THE DATA:
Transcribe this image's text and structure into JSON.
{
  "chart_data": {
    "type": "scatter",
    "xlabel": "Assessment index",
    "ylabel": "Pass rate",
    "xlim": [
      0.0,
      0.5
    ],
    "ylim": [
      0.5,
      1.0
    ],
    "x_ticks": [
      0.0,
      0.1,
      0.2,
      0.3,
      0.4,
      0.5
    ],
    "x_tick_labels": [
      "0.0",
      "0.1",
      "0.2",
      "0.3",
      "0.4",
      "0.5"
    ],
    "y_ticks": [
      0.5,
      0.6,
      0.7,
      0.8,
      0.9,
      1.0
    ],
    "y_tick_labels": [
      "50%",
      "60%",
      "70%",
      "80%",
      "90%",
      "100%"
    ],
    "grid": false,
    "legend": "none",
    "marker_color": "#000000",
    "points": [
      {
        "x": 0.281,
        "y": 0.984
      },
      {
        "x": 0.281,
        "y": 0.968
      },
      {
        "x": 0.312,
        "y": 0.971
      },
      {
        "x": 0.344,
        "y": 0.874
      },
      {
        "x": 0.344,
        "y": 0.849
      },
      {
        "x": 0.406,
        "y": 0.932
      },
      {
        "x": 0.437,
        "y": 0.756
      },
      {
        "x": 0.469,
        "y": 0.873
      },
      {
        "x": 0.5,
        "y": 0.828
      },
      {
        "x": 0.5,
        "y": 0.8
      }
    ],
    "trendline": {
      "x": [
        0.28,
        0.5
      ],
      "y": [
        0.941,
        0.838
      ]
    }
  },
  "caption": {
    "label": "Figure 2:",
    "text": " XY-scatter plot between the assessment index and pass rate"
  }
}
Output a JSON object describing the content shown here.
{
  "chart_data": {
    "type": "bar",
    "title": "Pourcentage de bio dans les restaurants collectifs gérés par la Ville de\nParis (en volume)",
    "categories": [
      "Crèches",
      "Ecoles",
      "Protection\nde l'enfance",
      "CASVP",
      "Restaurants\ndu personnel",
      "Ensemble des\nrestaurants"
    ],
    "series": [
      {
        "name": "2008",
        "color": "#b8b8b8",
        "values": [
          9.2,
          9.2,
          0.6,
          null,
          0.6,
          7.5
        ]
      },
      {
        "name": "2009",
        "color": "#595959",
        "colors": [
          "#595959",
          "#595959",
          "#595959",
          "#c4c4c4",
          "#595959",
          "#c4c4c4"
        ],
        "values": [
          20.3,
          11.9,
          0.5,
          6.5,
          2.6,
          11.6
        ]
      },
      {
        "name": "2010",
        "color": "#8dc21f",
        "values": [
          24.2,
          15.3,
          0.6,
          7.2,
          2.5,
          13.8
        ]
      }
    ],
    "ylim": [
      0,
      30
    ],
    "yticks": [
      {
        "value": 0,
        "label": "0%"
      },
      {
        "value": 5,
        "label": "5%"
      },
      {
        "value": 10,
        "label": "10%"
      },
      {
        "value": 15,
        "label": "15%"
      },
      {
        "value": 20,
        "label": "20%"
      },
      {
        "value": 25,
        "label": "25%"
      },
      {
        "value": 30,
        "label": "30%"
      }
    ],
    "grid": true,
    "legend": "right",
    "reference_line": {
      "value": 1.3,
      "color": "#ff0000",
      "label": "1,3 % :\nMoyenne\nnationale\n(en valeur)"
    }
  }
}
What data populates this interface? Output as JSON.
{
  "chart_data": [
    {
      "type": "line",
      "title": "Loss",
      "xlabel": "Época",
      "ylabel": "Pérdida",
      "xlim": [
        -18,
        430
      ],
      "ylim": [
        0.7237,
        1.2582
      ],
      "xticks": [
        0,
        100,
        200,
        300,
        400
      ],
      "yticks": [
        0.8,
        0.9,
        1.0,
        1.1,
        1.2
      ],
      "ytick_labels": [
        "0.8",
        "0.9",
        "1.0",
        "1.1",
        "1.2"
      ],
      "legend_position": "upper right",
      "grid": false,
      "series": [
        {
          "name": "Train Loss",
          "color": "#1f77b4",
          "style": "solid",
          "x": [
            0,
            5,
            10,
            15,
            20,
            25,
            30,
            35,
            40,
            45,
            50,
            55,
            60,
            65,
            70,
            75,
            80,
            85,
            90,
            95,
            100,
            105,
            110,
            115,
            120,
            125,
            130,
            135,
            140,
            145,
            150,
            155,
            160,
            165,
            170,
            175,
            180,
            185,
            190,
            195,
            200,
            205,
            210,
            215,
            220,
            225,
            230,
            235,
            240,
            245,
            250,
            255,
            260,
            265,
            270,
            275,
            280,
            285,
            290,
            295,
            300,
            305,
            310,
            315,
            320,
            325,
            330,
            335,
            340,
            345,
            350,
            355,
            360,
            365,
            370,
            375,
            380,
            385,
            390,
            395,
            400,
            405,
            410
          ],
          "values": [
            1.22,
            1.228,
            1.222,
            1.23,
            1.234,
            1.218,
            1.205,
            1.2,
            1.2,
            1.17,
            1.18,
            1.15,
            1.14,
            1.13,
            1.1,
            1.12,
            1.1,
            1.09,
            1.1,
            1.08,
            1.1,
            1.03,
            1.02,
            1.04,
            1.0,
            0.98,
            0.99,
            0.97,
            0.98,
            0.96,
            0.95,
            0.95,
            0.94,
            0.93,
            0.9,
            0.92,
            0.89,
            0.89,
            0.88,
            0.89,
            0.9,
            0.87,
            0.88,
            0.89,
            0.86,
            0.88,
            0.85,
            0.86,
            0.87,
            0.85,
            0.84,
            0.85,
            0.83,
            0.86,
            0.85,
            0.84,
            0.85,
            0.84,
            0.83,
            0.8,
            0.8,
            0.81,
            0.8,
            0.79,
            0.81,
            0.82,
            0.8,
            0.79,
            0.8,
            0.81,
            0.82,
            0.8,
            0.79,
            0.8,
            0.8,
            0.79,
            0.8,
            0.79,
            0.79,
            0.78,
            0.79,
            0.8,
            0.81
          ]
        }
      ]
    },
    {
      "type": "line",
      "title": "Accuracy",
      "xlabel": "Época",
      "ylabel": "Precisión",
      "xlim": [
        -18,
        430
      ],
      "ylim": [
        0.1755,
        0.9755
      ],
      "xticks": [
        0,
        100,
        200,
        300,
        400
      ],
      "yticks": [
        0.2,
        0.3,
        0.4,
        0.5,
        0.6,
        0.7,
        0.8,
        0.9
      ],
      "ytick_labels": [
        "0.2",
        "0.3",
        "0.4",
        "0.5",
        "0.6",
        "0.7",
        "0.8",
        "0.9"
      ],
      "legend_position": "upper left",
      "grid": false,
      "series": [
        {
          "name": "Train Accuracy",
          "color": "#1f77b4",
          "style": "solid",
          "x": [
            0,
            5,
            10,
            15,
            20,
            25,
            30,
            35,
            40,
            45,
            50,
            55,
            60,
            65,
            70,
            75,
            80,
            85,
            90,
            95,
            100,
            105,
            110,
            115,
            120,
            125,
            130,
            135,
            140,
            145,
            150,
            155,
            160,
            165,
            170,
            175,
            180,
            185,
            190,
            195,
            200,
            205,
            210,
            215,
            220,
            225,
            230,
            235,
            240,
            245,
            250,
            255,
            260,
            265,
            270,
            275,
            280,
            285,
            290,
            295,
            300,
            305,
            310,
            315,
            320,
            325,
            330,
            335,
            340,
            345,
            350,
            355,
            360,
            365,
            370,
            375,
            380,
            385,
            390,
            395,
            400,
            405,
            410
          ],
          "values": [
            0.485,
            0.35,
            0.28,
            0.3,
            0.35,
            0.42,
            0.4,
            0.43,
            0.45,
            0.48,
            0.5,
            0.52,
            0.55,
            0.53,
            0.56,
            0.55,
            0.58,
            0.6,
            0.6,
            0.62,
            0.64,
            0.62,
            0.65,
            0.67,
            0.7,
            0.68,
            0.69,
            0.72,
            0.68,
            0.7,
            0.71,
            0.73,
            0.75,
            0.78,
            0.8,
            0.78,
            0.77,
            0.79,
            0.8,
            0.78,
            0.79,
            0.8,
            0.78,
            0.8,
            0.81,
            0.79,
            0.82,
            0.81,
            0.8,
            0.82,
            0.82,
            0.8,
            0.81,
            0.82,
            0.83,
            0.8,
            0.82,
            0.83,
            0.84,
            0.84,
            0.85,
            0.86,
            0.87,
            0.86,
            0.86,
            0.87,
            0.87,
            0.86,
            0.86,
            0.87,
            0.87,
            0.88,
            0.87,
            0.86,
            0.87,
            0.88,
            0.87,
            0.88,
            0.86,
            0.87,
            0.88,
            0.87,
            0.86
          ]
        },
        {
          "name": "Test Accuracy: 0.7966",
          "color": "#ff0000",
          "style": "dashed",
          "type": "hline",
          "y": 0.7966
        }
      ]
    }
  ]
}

EXERCISE INSTRUCTIONS:
From the entries above, copy out every line where the string "this" appears.

RESULT BELOW:
Transcribe this image's text and structure into JSON.
What data populates this interface? Output as JSON.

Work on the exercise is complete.